- GOAL -
Output the full material exactly as it appears here.

- LISTED RECORDS -
##########
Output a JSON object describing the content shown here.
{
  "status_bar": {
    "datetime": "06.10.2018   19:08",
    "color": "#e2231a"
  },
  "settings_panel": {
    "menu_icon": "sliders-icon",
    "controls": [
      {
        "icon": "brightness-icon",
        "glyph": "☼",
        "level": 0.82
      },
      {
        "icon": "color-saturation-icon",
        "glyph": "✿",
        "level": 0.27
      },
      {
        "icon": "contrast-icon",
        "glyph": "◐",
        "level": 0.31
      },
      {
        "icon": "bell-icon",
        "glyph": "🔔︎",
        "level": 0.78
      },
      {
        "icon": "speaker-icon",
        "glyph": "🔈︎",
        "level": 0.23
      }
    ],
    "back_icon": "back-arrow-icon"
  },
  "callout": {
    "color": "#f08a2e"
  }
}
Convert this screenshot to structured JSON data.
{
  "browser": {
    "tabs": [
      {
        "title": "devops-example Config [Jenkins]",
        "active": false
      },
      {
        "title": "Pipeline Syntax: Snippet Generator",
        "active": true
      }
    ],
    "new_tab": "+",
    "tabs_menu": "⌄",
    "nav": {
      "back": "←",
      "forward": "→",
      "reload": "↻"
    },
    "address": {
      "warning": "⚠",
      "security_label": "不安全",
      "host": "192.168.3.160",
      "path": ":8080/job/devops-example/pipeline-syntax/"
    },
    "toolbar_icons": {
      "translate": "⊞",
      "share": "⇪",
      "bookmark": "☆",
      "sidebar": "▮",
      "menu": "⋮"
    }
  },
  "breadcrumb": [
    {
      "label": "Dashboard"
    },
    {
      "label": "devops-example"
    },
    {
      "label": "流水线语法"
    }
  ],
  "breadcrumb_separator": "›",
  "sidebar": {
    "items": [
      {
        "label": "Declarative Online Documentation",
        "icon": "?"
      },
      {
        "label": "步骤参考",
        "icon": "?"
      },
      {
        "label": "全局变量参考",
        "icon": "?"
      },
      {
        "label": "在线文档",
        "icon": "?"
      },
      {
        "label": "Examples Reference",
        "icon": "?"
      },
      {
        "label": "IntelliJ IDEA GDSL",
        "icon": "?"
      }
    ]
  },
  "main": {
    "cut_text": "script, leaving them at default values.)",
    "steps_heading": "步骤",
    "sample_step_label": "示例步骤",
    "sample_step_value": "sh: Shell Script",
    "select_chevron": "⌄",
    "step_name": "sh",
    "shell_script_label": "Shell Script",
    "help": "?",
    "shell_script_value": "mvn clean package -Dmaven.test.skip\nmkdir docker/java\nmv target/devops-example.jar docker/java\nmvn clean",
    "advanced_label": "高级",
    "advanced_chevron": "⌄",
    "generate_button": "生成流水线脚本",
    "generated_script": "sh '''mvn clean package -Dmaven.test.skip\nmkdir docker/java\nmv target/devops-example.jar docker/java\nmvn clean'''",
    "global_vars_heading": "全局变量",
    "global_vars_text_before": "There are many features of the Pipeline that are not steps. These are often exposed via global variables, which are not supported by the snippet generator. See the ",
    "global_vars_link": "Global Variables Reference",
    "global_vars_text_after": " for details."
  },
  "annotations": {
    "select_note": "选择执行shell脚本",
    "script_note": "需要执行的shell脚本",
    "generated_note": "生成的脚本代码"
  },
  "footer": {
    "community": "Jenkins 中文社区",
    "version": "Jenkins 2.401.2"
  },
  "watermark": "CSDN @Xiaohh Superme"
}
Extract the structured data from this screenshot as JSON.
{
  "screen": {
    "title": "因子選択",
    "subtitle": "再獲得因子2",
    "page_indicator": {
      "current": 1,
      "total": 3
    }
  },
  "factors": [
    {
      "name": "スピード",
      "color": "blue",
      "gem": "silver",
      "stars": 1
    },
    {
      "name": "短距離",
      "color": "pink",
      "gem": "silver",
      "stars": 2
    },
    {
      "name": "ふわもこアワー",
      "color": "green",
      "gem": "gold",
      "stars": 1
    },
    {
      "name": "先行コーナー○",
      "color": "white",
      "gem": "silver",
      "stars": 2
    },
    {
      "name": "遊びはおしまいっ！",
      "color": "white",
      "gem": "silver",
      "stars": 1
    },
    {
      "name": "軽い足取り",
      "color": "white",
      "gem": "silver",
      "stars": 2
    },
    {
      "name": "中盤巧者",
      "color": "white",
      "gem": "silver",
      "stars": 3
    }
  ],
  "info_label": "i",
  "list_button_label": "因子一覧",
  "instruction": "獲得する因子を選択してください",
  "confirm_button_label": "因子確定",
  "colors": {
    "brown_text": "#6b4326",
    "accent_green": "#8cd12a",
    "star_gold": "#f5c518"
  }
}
##########
- RESULT OF THE EXERCISE -
Output a JSON object describing the content shown here.
{
  "status_bar": {
    "datetime": "06.10.2018   19:08",
    "color": "#e2231a"
  },
  "settings_panel": {
    "menu_icon": "sliders-icon",
    "controls": [
      {
        "icon": "brightness-icon",
        "glyph": "☼",
        "level": 0.82
      },
      {
        "icon": "color-saturation-icon",
        "glyph": "✿",
        "level": 0.27
      },
      {
        "icon": "contrast-icon",
        "glyph": "◐",
        "level": 0.31
      },
      {
        "icon": "bell-icon",
        "glyph": "🔔︎",
        "level": 0.78
      },
      {
        "icon": "speaker-icon",
        "glyph": "🔈︎",
        "level": 0.23
      }
    ],
    "back_icon": "back-arrow-icon"
  },
  "callout": {
    "color": "#f08a2e"
  }
}
Convert this screenshot to structured JSON data.
{
  "browser": {
    "tabs": [
      {
        "title": "devops-example Config [Jenkins]",
        "active": false
      },
      {
        "title": "Pipeline Syntax: Snippet Generator",
        "active": true
      }
    ],
    "new_tab": "+",
    "tabs_menu": "⌄",
    "nav": {
      "back": "←",
      "forward": "→",
      "reload": "↻"
    },
    "address": {
      "warning": "⚠",
      "security_label": "不安全",
      "host": "192.168.3.160",
      "path": ":8080/job/devops-example/pipeline-syntax/"
    },
    "toolbar_icons": {
      "translate": "⊞",
      "share": "⇪",
      "bookmark": "☆",
      "sidebar": "▮",
      "menu": "⋮"
    }
  },
  "breadcrumb": [
    {
      "label": "Dashboard"
    },
    {
      "label": "devops-example"
    },
    {
      "label": "流水线语法"
    }
  ],
  "breadcrumb_separator": "›",
  "sidebar": {
    "items": [
      {
        "label": "Declarative Online Documentation",
        "icon": "?"
      },
      {
        "label": "步骤参考",
        "icon": "?"
      },
      {
        "label": "全局变量参考",
        "icon": "?"
      },
      {
        "label": "在线文档",
        "icon": "?"
      },
      {
        "label": "Examples Reference",
        "icon": "?"
      },
      {
        "label": "IntelliJ IDEA GDSL",
        "icon": "?"
      }
    ]
  },
  "main": {
    "cut_text": "script, leaving them at default values.)",
    "steps_heading": "步骤",
    "sample_step_label": "示例步骤",
    "sample_step_value": "sh: Shell Script",
    "select_chevron": "⌄",
    "step_name": "sh",
    "shell_script_label": "Shell Script",
    "help": "?",
    "shell_script_value": "mvn clean package -Dmaven.test.skip\nmkdir docker/java\nmv target/devops-example.jar docker/java\nmvn clean",
    "advanced_label": "高级",
    "advanced_chevron": "⌄",
    "generate_button": "生成流水线脚本",
    "generated_script": "sh '''mvn clean package -Dmaven.test.skip\nmkdir docker/java\nmv target/devops-example.jar docker/java\nmvn clean'''",
    "global_vars_heading": "全局变量",
    "global_vars_text_before": "There are many features of the Pipeline that are not steps. These are often exposed via global variables, which are not supported by the snippet generator. See the ",
    "global_vars_link": "Global Variables Reference",
    "global_vars_text_after": " for details."
  },
  "annotations": {
    "select_note": "选择执行shell脚本",
    "script_note": "需要执行的shell脚本",
    "generated_note": "生成的脚本代码"
  },
  "footer": {
    "community": "Jenkins 中文社区",
    "version": "Jenkins 2.401.2"
  },
  "watermark": "CSDN @Xiaohh Superme"
}
Extract the structured data from this screenshot as JSON.
{
  "screen": {
    "title": "因子選択",
    "subtitle": "再獲得因子2",
    "page_indicator": {
      "current": 1,
      "total": 3
    }
  },
  "factors": [
    {
      "name": "スピード",
      "color": "blue",
      "gem": "silver",
      "stars": 1
    },
    {
      "name": "短距離",
      "color": "pink",
      "gem": "silver",
      "stars": 2
    },
    {
      "name": "ふわもこアワー",
      "color": "green",
      "gem": "gold",
      "stars": 1
    },
    {
      "name": "先行コーナー○",
      "color": "white",
      "gem": "silver",
      "stars": 2
    },
    {
      "name": "遊びはおしまいっ！",
      "color": "white",
      "gem": "silver",
      "stars": 1
    },
    {
      "name": "軽い足取り",
      "color": "white",
      "gem": "silver",
      "stars": 2
    },
    {
      "name": "中盤巧者",
      "color": "white",
      "gem": "silver",
      "stars": 3
    }
  ],
  "info_label": "i",
  "list_button_label": "因子一覧",
  "instruction": "獲得する因子を選択してください",
  "confirm_button_label": "因子確定",
  "colors": {
    "brown_text": "#6b4326",
    "accent_green": "#8cd12a",
    "star_gold": "#f5c518"
  }
}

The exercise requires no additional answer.